* To be done
Identify all lines of the data containing the string "name" and copy them.
##### Records supplied
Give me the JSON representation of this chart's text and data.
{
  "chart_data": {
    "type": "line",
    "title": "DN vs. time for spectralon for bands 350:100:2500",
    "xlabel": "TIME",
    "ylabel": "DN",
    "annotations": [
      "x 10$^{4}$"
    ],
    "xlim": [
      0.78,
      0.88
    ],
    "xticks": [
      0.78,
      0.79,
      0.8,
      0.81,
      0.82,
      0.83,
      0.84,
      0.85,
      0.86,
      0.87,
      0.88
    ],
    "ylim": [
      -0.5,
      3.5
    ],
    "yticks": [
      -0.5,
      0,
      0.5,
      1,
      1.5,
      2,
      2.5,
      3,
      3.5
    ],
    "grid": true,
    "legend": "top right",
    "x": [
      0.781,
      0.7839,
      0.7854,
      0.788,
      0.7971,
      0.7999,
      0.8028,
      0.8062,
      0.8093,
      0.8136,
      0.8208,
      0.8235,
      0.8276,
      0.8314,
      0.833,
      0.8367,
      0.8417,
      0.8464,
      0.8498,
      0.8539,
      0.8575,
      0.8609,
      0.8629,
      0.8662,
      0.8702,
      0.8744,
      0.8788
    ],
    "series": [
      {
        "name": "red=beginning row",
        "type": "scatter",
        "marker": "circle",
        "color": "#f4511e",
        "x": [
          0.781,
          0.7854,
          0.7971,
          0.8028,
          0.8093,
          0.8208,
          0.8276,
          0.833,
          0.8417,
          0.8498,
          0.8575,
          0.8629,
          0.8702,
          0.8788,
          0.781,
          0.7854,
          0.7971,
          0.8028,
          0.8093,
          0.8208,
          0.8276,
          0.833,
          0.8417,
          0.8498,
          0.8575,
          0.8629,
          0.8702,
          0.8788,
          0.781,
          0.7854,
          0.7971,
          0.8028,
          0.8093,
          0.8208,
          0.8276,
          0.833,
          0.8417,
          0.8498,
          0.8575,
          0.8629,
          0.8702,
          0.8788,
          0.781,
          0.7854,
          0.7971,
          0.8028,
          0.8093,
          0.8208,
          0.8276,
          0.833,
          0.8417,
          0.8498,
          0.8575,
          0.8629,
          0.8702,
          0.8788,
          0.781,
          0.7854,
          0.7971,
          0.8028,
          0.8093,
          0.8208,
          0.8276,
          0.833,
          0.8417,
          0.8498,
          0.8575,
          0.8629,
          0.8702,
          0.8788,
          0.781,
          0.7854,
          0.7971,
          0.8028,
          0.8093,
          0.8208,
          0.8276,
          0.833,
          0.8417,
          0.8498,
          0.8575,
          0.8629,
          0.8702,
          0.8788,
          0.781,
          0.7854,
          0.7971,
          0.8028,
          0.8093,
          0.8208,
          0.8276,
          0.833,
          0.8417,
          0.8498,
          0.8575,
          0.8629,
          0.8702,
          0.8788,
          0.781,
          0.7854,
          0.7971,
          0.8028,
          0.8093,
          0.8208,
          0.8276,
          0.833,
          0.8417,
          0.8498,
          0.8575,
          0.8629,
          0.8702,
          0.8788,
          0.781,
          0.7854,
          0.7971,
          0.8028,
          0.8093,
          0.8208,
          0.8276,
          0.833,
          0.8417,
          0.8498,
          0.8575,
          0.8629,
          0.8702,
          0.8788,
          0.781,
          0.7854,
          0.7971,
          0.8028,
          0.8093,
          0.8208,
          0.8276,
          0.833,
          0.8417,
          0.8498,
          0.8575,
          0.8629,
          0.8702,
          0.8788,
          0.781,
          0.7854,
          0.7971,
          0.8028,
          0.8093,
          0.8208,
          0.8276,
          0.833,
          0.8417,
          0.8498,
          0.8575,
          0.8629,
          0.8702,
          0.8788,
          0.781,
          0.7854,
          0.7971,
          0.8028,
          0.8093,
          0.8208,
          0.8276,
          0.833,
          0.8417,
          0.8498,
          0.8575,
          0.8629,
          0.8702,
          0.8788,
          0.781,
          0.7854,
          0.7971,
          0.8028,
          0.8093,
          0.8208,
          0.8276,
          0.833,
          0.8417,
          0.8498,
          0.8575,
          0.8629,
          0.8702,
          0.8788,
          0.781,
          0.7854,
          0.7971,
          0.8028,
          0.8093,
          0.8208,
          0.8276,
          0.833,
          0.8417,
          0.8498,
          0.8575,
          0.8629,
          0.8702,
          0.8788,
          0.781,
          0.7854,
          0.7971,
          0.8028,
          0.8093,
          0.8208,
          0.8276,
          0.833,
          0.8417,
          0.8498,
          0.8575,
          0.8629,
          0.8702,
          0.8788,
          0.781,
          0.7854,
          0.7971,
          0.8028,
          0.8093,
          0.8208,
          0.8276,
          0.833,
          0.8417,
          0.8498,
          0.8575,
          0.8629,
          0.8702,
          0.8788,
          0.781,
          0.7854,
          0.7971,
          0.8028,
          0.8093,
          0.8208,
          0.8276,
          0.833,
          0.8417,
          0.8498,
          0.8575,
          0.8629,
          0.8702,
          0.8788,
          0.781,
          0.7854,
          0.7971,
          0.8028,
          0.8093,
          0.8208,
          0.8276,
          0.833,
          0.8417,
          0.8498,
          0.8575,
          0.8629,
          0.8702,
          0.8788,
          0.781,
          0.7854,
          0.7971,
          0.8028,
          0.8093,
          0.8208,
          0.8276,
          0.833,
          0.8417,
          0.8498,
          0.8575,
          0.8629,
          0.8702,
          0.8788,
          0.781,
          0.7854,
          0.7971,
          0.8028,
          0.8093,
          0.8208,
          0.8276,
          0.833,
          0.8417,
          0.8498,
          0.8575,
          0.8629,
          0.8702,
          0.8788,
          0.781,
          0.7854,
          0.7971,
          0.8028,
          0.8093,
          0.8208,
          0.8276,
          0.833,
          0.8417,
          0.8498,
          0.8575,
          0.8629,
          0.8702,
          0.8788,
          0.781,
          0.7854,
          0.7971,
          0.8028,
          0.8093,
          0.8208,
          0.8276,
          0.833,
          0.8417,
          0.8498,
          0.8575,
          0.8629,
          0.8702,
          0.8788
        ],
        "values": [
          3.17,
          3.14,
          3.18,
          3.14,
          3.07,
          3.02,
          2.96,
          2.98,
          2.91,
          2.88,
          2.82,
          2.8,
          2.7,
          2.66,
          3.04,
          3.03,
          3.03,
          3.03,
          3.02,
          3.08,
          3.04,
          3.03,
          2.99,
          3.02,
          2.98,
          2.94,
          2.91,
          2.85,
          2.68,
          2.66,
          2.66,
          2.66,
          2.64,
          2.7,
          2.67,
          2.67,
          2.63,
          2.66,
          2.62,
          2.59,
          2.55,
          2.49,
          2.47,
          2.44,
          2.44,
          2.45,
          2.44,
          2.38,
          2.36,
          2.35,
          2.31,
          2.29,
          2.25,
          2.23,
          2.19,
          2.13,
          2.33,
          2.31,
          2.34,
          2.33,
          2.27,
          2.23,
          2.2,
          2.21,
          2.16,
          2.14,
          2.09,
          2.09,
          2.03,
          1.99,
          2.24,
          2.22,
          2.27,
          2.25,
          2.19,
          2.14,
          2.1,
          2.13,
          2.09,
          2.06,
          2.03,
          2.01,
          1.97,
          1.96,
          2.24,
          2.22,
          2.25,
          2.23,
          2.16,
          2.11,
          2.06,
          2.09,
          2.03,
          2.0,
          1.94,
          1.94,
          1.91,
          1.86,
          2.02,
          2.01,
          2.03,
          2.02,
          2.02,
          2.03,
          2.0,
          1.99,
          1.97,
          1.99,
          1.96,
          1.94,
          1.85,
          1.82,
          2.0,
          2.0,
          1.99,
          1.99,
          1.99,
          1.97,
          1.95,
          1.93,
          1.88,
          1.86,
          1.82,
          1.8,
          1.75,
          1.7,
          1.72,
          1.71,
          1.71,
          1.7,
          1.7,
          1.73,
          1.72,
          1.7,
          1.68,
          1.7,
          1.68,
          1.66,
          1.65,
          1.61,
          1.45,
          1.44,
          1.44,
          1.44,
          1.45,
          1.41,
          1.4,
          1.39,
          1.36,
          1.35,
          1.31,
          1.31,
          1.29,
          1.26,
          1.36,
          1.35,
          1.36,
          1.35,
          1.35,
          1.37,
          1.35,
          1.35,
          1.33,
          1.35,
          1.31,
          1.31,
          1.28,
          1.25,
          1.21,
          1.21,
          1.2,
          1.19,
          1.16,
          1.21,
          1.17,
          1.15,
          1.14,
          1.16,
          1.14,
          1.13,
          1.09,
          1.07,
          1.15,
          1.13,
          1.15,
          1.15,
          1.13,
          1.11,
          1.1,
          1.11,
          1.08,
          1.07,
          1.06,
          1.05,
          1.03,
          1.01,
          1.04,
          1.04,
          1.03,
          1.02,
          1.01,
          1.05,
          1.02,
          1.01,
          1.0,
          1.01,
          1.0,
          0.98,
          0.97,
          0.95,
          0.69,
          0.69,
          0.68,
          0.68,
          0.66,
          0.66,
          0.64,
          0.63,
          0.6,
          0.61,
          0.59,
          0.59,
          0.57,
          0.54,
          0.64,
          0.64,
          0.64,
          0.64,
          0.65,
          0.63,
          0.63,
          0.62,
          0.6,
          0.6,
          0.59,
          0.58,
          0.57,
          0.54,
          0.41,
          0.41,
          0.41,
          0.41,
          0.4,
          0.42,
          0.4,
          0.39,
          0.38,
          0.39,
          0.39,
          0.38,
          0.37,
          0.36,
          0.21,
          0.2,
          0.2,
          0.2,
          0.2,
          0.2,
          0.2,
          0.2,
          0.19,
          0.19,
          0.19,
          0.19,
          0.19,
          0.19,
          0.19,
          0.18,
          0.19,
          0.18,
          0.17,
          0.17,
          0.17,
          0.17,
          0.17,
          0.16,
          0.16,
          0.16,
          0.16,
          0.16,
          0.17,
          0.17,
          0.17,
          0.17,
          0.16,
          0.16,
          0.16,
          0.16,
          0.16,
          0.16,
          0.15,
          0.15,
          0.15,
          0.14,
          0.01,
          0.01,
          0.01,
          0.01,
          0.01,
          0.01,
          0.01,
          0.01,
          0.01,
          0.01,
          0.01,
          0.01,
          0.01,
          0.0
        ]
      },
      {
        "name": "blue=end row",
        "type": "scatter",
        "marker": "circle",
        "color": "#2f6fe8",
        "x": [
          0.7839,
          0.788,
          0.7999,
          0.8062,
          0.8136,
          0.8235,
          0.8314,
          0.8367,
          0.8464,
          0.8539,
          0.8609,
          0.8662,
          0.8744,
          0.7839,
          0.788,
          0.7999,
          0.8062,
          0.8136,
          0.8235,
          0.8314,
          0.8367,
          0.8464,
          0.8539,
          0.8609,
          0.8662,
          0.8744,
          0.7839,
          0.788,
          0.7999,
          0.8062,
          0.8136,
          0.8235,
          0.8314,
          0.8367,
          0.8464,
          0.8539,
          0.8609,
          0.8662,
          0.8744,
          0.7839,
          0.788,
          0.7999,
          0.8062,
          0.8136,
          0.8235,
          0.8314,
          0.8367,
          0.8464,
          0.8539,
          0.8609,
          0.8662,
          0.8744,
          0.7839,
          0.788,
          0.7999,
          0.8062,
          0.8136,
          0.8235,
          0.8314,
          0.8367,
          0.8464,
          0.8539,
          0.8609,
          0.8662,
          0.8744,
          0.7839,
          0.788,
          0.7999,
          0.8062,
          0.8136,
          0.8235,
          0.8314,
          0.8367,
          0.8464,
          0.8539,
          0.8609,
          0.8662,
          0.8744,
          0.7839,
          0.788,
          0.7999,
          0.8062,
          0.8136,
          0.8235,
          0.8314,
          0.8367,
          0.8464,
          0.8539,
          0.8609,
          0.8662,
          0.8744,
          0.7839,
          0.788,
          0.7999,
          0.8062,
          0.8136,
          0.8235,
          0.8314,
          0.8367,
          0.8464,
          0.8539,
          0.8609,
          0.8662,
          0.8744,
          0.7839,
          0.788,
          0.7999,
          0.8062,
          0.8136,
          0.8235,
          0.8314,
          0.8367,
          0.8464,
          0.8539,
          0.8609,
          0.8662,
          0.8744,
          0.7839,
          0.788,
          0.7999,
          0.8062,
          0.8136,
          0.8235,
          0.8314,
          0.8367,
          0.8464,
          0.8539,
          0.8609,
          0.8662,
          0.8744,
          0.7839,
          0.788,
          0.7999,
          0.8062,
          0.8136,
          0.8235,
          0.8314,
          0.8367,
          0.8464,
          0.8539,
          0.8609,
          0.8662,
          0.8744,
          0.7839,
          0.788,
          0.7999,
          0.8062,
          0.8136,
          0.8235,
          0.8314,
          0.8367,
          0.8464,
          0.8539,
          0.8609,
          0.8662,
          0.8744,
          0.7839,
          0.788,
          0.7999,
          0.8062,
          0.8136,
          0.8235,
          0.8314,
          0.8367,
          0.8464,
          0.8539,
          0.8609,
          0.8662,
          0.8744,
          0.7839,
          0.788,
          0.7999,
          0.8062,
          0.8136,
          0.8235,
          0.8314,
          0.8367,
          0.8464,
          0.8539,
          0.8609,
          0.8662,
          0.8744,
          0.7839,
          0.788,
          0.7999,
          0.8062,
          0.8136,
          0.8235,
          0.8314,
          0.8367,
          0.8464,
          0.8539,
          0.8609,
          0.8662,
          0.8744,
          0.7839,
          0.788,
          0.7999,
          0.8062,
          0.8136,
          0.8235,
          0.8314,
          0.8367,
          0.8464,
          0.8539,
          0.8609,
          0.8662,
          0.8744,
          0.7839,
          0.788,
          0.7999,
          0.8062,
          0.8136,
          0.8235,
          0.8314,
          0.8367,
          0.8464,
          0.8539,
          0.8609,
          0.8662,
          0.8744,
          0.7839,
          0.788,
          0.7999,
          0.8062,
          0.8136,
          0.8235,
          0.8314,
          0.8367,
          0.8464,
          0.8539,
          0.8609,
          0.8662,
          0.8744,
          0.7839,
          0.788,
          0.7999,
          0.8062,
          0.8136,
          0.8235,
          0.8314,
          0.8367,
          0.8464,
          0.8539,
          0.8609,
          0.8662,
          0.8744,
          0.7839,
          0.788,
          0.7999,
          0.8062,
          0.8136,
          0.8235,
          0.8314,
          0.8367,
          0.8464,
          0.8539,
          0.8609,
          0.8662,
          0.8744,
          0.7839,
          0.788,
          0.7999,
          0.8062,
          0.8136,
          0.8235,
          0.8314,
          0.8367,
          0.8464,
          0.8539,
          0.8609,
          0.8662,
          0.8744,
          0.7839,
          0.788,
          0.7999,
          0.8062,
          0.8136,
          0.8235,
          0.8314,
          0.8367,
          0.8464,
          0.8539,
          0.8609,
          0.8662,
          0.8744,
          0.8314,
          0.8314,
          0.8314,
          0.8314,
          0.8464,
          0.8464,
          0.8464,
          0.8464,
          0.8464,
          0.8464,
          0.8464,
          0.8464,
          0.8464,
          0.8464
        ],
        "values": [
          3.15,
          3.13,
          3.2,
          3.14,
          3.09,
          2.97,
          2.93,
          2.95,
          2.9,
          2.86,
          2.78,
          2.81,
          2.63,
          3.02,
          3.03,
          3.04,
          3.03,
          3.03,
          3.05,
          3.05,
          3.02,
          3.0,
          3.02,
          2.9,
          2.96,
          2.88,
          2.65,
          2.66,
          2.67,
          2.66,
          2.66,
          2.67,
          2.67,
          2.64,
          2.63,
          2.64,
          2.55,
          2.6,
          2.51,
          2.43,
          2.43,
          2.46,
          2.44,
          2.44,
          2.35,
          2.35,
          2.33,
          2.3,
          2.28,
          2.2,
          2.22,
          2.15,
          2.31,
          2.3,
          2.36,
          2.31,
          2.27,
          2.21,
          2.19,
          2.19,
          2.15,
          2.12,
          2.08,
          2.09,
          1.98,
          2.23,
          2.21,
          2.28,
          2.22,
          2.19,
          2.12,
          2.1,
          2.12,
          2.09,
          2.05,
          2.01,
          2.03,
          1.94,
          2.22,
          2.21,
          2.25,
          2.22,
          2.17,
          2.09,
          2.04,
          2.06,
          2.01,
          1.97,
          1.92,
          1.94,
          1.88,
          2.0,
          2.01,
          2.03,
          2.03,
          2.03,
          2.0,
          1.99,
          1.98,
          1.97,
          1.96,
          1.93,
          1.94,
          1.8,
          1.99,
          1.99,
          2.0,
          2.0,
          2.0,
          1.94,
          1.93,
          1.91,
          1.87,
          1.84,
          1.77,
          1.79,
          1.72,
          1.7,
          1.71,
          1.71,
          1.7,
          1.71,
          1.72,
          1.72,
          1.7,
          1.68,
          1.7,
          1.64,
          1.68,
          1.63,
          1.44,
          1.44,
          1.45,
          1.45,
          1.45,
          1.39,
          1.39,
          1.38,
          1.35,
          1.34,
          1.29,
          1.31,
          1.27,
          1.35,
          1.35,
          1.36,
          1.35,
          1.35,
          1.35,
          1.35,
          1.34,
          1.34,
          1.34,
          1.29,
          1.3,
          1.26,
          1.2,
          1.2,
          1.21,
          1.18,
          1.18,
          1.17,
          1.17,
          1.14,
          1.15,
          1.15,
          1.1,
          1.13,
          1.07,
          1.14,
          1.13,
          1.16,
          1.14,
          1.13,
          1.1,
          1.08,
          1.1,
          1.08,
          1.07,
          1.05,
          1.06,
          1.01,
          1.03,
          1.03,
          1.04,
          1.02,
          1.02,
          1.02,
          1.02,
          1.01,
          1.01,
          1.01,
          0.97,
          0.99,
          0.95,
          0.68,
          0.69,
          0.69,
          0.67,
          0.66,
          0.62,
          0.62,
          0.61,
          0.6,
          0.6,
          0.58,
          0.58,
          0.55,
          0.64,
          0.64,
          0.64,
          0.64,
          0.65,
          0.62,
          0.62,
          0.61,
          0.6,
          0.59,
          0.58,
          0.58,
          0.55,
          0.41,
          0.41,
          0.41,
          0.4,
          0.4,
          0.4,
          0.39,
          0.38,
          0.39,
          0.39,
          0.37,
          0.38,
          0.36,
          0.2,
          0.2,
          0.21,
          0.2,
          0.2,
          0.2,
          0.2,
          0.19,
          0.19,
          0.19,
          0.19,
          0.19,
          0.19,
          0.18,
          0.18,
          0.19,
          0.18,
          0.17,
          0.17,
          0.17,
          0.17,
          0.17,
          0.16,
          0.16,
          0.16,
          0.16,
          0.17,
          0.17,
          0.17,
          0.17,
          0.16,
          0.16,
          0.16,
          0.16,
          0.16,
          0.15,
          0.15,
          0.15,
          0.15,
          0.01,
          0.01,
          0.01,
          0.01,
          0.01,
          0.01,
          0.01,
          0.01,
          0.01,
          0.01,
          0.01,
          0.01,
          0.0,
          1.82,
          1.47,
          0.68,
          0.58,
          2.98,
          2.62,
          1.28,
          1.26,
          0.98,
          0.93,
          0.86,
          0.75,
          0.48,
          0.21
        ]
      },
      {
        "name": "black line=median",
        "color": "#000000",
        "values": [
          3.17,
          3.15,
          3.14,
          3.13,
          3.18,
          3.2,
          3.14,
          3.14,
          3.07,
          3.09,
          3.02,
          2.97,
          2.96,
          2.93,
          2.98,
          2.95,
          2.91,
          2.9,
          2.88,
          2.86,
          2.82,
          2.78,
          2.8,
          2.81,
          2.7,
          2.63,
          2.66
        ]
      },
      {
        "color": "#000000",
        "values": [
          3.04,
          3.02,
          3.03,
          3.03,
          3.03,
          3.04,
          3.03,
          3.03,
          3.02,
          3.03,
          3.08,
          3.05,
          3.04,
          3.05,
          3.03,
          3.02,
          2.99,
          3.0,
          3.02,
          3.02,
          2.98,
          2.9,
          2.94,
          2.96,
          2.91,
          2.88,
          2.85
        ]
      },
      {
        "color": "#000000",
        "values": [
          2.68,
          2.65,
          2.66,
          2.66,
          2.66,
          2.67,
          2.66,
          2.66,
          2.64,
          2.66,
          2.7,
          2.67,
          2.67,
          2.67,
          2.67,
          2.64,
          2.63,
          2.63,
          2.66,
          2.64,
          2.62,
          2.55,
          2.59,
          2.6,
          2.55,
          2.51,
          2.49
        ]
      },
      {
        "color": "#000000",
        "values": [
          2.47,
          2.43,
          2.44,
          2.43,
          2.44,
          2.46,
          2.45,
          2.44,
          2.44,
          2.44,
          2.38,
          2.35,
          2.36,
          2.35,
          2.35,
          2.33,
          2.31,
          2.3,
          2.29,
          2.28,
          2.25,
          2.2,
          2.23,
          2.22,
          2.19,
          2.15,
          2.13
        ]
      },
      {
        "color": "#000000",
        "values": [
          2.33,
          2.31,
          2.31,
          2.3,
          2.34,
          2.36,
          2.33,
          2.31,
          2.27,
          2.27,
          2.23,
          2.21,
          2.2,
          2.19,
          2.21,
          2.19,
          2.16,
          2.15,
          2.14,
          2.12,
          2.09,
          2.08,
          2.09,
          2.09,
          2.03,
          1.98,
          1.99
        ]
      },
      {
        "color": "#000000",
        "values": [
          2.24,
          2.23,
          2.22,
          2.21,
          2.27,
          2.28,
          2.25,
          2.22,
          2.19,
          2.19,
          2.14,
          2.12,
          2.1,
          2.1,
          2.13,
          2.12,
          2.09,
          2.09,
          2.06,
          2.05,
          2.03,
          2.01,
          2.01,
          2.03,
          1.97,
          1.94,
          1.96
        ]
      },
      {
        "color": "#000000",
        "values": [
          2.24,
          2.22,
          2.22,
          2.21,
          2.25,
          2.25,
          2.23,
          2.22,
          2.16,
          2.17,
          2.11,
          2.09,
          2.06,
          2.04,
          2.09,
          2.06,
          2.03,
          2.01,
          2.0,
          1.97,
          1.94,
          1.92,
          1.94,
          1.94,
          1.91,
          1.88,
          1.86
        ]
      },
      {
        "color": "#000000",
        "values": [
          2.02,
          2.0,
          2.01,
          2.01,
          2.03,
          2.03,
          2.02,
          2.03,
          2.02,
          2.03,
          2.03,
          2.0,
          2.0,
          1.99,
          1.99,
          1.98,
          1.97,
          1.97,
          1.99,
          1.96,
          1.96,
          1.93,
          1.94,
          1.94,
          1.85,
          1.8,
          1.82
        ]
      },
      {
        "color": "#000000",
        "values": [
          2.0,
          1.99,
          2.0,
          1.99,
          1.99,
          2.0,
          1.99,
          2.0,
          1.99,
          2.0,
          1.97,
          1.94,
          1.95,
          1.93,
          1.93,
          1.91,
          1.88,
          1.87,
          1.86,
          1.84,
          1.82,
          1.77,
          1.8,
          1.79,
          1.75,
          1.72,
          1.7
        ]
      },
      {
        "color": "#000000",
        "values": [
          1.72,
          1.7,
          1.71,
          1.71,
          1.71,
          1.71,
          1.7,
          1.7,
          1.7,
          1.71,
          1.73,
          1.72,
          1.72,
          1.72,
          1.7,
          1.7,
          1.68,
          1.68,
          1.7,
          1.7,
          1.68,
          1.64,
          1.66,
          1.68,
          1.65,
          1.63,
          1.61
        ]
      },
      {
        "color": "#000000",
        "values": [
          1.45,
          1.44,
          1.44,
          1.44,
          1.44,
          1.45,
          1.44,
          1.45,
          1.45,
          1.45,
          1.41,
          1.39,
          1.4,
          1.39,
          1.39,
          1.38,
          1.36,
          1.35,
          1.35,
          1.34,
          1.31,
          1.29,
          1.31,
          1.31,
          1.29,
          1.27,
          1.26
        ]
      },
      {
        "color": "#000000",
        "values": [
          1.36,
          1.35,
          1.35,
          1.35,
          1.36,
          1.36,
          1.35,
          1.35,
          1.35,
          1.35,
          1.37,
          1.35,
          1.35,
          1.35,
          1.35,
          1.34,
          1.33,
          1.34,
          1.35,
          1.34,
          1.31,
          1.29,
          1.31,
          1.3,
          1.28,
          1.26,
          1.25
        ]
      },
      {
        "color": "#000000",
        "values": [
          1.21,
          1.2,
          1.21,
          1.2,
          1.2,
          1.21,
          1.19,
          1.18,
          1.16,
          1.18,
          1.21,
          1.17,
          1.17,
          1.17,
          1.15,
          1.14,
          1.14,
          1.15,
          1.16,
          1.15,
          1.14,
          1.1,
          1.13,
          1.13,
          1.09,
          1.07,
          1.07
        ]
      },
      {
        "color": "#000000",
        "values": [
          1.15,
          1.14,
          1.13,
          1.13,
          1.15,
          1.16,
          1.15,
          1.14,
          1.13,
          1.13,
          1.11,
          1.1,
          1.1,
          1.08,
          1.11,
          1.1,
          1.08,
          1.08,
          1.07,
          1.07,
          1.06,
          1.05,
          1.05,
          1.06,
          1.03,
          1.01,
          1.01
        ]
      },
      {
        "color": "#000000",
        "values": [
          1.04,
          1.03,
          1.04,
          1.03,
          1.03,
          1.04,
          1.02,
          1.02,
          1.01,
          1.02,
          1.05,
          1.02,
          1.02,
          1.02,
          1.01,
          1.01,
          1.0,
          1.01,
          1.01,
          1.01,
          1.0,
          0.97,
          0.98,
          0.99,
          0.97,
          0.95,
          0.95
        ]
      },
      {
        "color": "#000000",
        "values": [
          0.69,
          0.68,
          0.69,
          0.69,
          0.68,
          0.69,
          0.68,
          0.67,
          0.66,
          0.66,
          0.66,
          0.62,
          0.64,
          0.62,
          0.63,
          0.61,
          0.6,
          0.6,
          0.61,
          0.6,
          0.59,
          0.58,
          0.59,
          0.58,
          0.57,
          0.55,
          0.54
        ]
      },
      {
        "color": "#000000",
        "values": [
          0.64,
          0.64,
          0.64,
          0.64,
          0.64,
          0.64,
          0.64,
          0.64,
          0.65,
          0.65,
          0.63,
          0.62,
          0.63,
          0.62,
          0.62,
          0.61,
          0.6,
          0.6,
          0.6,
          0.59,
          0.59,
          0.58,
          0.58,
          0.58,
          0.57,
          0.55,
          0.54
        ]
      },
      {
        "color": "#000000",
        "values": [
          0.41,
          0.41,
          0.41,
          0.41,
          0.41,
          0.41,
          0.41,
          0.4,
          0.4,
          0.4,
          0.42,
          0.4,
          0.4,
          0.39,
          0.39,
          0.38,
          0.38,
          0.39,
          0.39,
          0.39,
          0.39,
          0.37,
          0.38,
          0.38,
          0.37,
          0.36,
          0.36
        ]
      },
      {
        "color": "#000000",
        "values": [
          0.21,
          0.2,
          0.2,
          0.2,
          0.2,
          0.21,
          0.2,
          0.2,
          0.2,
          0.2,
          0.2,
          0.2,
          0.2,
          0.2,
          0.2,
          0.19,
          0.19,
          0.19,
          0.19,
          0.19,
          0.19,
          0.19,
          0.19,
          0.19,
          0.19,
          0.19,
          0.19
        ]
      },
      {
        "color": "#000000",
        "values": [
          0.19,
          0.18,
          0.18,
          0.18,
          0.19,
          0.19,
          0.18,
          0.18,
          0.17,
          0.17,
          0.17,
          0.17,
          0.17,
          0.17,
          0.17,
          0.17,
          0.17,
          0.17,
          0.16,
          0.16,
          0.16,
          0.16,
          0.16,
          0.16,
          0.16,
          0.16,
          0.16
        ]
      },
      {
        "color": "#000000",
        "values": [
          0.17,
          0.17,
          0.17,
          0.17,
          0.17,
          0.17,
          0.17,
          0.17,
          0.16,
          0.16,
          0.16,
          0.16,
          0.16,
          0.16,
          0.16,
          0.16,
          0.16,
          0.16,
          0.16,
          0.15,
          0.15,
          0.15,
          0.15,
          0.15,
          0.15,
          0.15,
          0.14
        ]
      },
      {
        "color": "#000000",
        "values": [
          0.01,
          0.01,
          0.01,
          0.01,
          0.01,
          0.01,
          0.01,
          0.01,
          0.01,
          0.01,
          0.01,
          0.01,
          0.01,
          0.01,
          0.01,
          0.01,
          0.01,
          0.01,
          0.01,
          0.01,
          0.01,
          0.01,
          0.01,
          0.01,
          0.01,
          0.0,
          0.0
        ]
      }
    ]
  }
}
##########
* Complete answer
        "name": "red=beginning row",
        "name": "blue=end row",
        "name": "black line=median",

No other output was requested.